Copy the records below word for word, starting at the first line and ending at the line that contains "cell-hindu: 30.6 xyxy=(422,133,514,165)", both included.

(Element-and-box listings)
....................

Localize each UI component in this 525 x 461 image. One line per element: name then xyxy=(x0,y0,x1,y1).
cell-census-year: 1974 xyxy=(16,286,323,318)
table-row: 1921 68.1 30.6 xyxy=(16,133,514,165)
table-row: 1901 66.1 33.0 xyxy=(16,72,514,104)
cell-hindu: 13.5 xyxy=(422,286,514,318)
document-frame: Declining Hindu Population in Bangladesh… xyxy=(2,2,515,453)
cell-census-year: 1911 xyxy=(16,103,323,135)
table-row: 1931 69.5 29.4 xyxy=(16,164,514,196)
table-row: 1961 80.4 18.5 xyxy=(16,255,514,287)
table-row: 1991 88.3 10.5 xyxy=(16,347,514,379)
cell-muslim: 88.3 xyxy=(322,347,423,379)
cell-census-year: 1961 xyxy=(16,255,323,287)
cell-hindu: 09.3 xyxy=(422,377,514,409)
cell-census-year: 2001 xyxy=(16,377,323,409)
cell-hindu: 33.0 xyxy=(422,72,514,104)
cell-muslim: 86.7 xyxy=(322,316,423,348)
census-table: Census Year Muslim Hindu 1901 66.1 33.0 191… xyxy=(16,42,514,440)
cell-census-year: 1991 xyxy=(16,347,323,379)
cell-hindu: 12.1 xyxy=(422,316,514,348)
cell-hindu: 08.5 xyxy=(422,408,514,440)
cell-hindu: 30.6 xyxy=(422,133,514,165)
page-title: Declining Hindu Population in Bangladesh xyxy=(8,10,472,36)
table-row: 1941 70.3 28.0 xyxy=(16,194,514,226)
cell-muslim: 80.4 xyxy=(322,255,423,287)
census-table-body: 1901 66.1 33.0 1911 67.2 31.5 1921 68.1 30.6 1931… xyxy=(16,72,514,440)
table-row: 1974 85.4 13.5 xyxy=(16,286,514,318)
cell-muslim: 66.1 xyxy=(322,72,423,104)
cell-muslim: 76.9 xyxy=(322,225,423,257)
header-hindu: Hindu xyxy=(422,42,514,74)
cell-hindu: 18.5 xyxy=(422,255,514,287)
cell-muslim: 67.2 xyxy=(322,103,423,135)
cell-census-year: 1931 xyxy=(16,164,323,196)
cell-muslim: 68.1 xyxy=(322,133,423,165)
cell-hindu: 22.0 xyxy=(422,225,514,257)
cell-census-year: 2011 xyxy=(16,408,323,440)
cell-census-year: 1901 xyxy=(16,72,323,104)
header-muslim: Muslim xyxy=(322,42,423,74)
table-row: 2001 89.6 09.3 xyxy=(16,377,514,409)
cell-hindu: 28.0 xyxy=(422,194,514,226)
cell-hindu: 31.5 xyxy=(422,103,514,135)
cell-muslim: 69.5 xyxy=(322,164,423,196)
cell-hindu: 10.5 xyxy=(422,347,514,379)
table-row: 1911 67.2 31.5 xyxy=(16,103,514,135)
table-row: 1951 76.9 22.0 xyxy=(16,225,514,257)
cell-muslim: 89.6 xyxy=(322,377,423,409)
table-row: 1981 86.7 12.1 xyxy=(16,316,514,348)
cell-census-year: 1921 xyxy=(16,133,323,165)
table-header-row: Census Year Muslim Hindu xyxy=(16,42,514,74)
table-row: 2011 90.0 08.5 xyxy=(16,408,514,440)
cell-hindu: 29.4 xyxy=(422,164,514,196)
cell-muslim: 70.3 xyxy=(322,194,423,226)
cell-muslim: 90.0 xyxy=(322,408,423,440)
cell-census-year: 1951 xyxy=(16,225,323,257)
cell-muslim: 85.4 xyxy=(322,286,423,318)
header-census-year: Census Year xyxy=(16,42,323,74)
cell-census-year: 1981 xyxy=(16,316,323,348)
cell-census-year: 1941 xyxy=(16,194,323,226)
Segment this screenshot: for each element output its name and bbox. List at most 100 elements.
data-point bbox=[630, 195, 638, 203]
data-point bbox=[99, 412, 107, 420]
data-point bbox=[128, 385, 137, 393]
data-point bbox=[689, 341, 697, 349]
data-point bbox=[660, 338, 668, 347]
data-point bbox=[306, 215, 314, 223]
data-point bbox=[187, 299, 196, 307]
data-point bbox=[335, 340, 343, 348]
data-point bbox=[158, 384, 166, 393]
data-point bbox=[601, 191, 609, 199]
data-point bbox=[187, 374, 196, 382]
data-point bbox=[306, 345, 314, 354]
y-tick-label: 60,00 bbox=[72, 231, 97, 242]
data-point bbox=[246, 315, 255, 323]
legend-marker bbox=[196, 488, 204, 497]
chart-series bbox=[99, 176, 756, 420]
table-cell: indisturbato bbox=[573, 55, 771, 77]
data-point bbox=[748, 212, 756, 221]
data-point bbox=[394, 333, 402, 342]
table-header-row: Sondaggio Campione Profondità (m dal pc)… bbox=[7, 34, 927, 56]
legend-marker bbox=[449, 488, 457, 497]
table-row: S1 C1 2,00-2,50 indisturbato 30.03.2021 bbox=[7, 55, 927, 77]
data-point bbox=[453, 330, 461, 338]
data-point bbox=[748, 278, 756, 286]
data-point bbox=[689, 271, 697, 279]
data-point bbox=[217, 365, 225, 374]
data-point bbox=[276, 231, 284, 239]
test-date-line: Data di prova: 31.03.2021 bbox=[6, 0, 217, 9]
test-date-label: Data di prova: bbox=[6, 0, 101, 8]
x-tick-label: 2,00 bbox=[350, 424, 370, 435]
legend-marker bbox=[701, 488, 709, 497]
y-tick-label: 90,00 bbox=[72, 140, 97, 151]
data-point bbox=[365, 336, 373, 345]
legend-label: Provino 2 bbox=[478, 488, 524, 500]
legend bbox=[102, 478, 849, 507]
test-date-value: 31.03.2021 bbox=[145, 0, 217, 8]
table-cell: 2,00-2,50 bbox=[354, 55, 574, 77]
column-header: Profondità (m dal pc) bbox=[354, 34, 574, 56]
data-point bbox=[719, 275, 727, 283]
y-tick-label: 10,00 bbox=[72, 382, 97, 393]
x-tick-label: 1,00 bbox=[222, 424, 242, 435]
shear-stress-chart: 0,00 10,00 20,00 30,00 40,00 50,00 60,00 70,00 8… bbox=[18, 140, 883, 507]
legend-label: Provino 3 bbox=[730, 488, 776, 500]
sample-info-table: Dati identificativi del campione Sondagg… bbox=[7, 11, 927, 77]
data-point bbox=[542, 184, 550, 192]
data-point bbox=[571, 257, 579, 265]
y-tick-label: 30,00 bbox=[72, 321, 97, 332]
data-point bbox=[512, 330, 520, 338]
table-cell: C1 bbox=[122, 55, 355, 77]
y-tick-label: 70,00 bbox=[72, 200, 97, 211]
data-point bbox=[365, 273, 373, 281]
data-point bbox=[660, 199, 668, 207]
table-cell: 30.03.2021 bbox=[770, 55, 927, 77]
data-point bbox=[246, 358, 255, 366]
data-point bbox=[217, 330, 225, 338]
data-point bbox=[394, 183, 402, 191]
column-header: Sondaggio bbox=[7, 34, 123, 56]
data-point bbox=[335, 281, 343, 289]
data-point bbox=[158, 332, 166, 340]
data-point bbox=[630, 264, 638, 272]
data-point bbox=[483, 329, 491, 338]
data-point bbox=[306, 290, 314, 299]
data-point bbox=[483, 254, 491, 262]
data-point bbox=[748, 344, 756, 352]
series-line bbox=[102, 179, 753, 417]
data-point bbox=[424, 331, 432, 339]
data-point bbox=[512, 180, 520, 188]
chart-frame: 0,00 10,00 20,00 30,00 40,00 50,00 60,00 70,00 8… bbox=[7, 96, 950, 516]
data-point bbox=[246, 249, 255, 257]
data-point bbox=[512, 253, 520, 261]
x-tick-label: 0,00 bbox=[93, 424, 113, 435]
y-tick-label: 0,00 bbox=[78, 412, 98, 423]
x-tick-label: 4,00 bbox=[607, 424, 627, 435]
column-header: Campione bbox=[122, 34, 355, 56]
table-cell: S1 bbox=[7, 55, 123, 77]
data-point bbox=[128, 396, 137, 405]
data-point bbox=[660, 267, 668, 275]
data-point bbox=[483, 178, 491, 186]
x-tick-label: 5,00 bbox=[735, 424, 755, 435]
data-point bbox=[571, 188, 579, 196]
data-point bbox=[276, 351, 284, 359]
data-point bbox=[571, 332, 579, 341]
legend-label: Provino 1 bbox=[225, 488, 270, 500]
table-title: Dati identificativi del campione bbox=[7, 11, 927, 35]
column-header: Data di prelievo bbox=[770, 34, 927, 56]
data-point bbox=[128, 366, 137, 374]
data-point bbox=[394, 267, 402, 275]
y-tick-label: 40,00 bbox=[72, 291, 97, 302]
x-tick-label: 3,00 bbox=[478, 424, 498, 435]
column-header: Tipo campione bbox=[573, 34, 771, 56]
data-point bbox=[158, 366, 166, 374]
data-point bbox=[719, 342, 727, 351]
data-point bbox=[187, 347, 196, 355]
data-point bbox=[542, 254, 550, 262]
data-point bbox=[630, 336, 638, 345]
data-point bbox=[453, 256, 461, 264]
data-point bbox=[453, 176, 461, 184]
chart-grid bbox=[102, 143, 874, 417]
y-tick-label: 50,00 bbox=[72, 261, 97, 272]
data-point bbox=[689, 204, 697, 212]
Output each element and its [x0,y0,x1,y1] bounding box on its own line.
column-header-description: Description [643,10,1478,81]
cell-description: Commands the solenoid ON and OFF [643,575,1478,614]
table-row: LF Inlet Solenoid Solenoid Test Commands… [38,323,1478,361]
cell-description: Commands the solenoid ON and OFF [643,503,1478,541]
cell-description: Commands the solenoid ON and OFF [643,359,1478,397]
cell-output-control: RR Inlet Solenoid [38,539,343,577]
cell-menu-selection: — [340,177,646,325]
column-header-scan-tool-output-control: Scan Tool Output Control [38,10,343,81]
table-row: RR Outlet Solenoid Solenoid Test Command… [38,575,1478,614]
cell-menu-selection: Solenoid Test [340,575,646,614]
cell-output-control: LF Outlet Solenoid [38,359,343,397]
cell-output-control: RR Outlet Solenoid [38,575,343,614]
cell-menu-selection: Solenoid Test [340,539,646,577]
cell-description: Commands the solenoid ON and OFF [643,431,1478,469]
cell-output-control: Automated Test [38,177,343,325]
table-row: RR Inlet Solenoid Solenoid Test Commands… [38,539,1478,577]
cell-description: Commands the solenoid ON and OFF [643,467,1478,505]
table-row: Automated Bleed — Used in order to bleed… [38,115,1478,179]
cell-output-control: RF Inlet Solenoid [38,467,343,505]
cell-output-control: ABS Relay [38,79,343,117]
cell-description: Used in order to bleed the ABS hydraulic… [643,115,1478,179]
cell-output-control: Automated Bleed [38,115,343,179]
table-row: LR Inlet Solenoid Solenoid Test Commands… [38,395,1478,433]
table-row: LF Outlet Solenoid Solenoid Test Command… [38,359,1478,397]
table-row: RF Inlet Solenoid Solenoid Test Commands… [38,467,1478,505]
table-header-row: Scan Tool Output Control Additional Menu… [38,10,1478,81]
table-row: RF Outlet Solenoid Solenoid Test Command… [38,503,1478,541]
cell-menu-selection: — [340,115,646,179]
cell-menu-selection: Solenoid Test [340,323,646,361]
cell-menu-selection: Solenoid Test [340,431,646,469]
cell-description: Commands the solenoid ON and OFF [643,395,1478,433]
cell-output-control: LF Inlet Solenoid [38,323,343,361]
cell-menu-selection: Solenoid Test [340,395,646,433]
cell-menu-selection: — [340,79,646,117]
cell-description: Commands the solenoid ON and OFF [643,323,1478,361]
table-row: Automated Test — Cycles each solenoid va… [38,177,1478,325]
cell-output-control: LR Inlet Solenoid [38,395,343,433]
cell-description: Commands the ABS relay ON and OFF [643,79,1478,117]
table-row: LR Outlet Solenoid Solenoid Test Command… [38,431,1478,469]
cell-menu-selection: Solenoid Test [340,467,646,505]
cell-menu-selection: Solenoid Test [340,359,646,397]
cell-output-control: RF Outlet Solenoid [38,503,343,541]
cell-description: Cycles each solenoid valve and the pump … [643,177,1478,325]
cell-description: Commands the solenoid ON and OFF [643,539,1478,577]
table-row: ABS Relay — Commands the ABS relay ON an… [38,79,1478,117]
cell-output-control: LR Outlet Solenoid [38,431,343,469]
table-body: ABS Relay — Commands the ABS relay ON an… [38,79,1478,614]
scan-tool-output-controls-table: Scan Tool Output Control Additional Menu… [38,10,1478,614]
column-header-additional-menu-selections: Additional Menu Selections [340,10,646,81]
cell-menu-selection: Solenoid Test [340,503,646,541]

....................

> **The solution**
Localize each UI component in this 525 x 461 image. One line per element: name then xyxy=(x0,y0,x1,y1).
cell-census-year: 1974 xyxy=(16,286,323,318)
table-row: 1921 68.1 30.6 xyxy=(16,133,514,165)
table-row: 1901 66.1 33.0 xyxy=(16,72,514,104)
cell-hindu: 13.5 xyxy=(422,286,514,318)
document-frame: Declining Hindu Population in Bangladesh… xyxy=(2,2,515,453)
cell-census-year: 1911 xyxy=(16,103,323,135)
table-row: 1931 69.5 29.4 xyxy=(16,164,514,196)
table-row: 1961 80.4 18.5 xyxy=(16,255,514,287)
table-row: 1991 88.3 10.5 xyxy=(16,347,514,379)
cell-muslim: 88.3 xyxy=(322,347,423,379)
cell-census-year: 1961 xyxy=(16,255,323,287)
cell-hindu: 09.3 xyxy=(422,377,514,409)
cell-census-year: 2001 xyxy=(16,377,323,409)
cell-hindu: 33.0 xyxy=(422,72,514,104)
cell-muslim: 86.7 xyxy=(322,316,423,348)
census-table: Census Year Muslim Hindu 1901 66.1 33.0 191… xyxy=(16,42,514,440)
cell-census-year: 1991 xyxy=(16,347,323,379)
cell-hindu: 12.1 xyxy=(422,316,514,348)
cell-hindu: 08.5 xyxy=(422,408,514,440)
cell-hindu: 30.6 xyxy=(422,133,514,165)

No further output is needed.